→ **What to work on**
How many lines of the listing below contain the string "white"? Reply with the number alone.

→ **Data supplied**
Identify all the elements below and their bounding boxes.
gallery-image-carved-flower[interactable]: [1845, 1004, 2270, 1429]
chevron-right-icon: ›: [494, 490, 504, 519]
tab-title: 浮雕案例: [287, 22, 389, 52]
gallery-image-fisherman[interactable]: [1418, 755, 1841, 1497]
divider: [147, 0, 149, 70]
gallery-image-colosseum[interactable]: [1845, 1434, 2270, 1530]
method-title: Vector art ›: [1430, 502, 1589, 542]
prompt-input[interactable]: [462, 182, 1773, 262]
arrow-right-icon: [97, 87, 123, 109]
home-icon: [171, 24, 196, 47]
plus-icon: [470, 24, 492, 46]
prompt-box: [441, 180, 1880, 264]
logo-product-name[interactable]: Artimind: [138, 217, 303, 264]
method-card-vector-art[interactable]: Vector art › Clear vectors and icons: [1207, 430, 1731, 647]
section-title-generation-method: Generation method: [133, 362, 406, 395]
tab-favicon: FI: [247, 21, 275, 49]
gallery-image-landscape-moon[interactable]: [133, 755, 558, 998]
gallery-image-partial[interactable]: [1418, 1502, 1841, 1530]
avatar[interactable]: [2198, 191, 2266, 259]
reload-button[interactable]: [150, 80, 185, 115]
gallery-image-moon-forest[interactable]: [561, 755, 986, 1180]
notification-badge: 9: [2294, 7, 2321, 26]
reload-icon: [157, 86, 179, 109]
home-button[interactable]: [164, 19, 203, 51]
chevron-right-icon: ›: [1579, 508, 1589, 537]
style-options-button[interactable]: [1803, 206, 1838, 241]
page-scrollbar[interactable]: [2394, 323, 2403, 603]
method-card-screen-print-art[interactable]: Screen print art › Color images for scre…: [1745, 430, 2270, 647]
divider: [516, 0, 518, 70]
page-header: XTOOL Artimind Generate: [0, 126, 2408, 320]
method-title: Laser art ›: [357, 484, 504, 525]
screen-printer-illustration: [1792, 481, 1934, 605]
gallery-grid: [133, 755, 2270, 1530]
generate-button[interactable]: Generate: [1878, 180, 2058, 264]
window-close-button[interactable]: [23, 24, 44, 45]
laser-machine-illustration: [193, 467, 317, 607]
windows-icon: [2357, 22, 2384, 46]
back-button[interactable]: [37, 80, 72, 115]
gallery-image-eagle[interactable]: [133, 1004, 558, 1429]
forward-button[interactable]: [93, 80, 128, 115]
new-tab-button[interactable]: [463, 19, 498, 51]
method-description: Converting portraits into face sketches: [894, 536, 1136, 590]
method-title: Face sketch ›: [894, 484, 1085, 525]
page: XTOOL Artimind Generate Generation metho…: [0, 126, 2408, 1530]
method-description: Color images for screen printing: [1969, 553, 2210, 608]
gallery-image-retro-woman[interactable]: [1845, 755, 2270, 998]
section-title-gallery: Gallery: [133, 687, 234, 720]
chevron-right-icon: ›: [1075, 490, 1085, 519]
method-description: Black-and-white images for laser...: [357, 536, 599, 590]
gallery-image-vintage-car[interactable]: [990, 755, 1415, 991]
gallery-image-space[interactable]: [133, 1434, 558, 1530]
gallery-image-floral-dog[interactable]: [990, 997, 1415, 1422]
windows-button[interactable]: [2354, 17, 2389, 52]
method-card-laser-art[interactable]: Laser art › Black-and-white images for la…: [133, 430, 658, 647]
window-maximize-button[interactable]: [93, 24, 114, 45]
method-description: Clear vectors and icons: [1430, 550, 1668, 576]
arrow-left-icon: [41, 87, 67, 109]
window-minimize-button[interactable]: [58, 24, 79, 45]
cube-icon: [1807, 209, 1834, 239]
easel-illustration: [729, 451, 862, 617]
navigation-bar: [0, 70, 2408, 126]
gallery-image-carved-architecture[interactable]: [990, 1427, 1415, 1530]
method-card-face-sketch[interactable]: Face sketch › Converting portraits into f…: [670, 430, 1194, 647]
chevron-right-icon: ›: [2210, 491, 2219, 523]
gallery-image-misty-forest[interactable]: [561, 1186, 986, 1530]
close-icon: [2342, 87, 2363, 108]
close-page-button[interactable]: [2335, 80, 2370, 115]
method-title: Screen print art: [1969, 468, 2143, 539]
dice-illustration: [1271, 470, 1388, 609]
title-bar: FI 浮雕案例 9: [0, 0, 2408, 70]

→ **Written solution**
2